* _Given problem_
Write the entries out again exactly as they stand, but without the pictures.

(Data records)
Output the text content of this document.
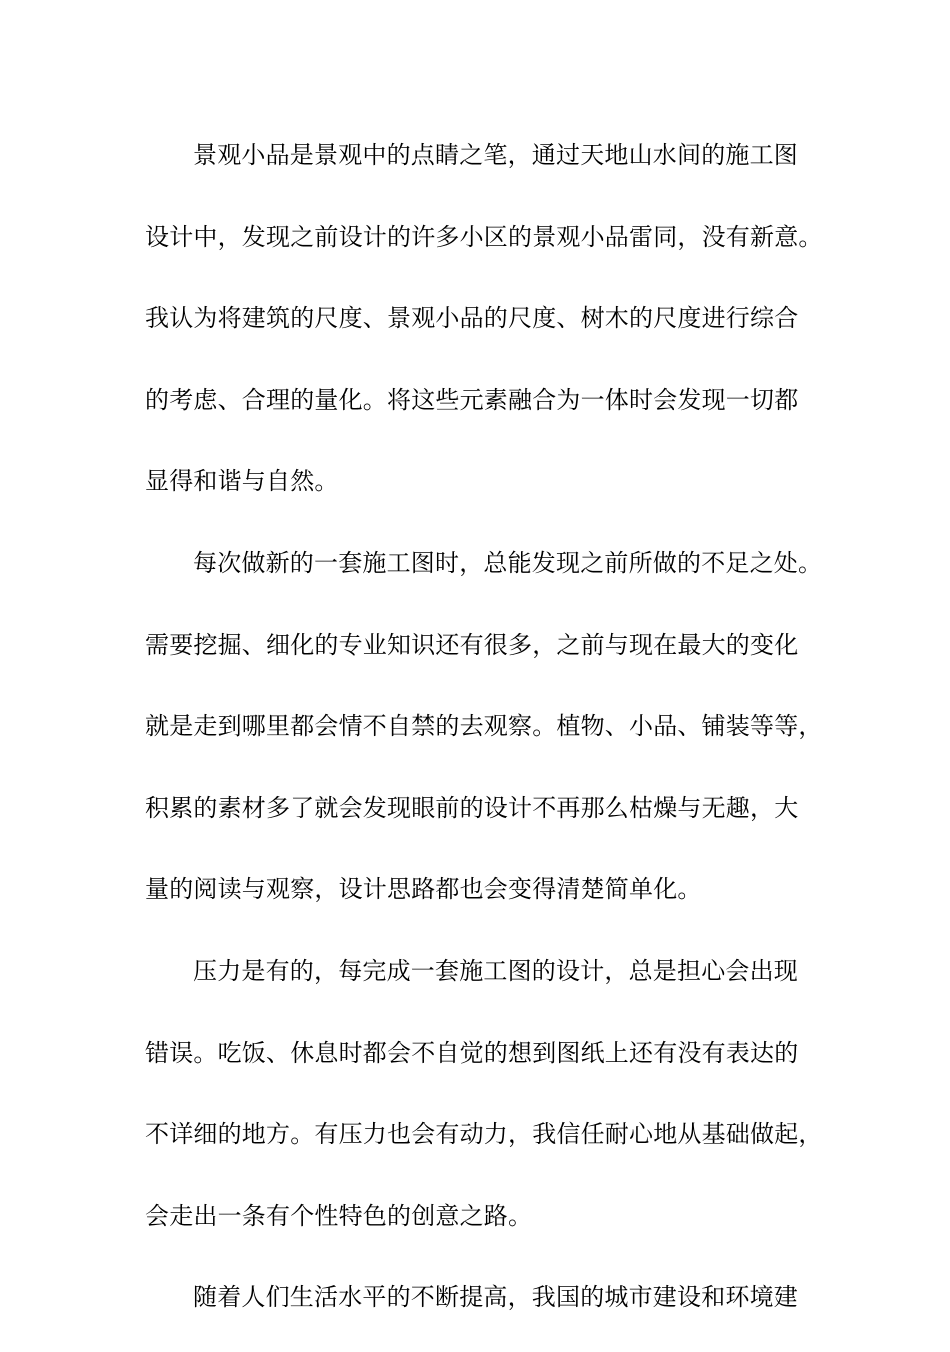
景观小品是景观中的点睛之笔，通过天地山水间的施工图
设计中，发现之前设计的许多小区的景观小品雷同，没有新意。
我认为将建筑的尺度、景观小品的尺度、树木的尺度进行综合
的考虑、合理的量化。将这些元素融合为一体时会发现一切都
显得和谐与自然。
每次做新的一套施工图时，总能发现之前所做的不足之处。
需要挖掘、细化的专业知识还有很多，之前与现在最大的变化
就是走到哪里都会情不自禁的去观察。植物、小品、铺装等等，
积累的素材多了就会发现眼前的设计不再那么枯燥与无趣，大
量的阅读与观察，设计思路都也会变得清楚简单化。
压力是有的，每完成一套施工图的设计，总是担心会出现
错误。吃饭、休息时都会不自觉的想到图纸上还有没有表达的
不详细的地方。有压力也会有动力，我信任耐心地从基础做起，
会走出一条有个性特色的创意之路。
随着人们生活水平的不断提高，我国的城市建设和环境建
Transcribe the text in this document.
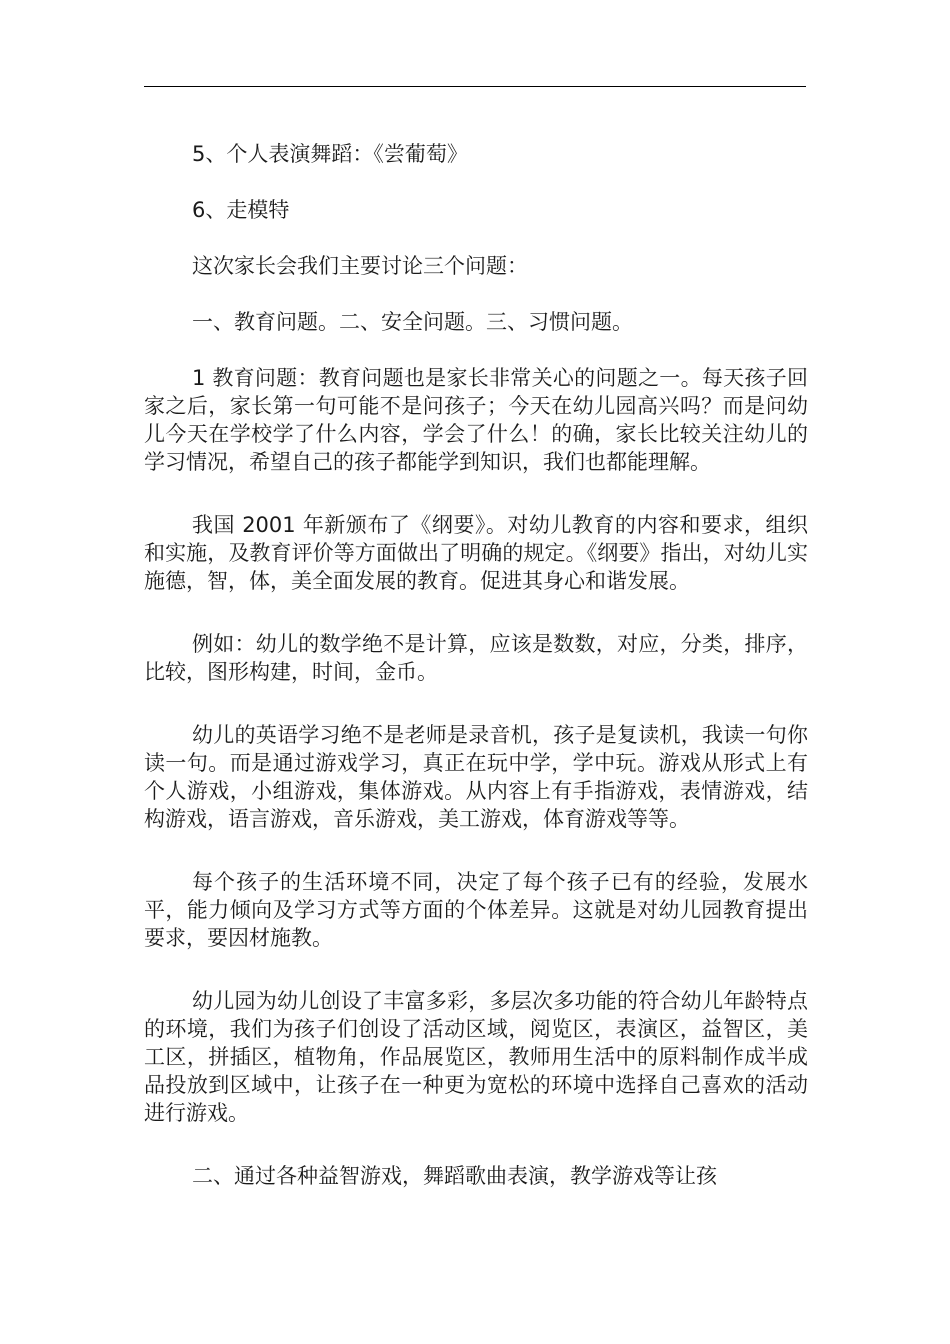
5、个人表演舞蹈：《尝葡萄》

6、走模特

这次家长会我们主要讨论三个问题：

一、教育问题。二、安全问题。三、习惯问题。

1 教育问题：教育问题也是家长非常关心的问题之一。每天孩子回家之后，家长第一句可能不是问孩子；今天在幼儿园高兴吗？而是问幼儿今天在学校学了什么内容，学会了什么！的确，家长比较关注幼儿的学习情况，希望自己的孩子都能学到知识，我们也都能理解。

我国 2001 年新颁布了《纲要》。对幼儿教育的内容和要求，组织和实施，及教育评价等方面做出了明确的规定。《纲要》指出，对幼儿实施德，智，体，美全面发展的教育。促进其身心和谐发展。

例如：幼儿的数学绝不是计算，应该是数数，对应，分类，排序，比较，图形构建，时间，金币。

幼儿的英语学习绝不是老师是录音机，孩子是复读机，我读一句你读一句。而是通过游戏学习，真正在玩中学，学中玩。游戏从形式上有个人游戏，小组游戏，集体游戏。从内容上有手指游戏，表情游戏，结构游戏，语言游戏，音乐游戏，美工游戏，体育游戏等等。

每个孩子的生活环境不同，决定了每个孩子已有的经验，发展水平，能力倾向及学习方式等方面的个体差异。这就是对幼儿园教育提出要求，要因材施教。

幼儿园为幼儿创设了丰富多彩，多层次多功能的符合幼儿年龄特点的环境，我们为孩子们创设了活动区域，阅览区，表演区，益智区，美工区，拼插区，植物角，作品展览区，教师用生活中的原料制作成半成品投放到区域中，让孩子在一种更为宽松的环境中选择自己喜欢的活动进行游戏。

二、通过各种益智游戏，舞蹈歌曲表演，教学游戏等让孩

* _Response to this task_
Output the text content of this document.
景观小品是景观中的点睛之笔，通过天地山水间的施工图
设计中，发现之前设计的许多小区的景观小品雷同，没有新意。
我认为将建筑的尺度、景观小品的尺度、树木的尺度进行综合
的考虑、合理的量化。将这些元素融合为一体时会发现一切都
显得和谐与自然。
每次做新的一套施工图时，总能发现之前所做的不足之处。
需要挖掘、细化的专业知识还有很多，之前与现在最大的变化
就是走到哪里都会情不自禁的去观察。植物、小品、铺装等等，
积累的素材多了就会发现眼前的设计不再那么枯燥与无趣，大
量的阅读与观察，设计思路都也会变得清楚简单化。
压力是有的，每完成一套施工图的设计，总是担心会出现
错误。吃饭、休息时都会不自觉的想到图纸上还有没有表达的
不详细的地方。有压力也会有动力，我信任耐心地从基础做起，
会走出一条有个性特色的创意之路。
随着人们生活水平的不断提高，我国的城市建设和环境建
Transcribe the text in this document.
5、个人表演舞蹈：《尝葡萄》

6、走模特

这次家长会我们主要讨论三个问题：

一、教育问题。二、安全问题。三、习惯问题。

1 教育问题：教育问题也是家长非常关心的问题之一。每天孩子回家之后，家长第一句可能不是问孩子；今天在幼儿园高兴吗？而是问幼儿今天在学校学了什么内容，学会了什么！的确，家长比较关注幼儿的学习情况，希望自己的孩子都能学到知识，我们也都能理解。

我国 2001 年新颁布了《纲要》。对幼儿教育的内容和要求，组织和实施，及教育评价等方面做出了明确的规定。《纲要》指出，对幼儿实施德，智，体，美全面发展的教育。促进其身心和谐发展。

例如：幼儿的数学绝不是计算，应该是数数，对应，分类，排序，比较，图形构建，时间，金币。

幼儿的英语学习绝不是老师是录音机，孩子是复读机，我读一句你读一句。而是通过游戏学习，真正在玩中学，学中玩。游戏从形式上有个人游戏，小组游戏，集体游戏。从内容上有手指游戏，表情游戏，结构游戏，语言游戏，音乐游戏，美工游戏，体育游戏等等。

每个孩子的生活环境不同，决定了每个孩子已有的经验，发展水平，能力倾向及学习方式等方面的个体差异。这就是对幼儿园教育提出要求，要因材施教。

幼儿园为幼儿创设了丰富多彩，多层次多功能的符合幼儿年龄特点的环境，我们为孩子们创设了活动区域，阅览区，表演区，益智区，美工区，拼插区，植物角，作品展览区，教师用生活中的原料制作成半成品投放到区域中，让孩子在一种更为宽松的环境中选择自己喜欢的活动进行游戏。

二、通过各种益智游戏，舞蹈歌曲表演，教学游戏等让孩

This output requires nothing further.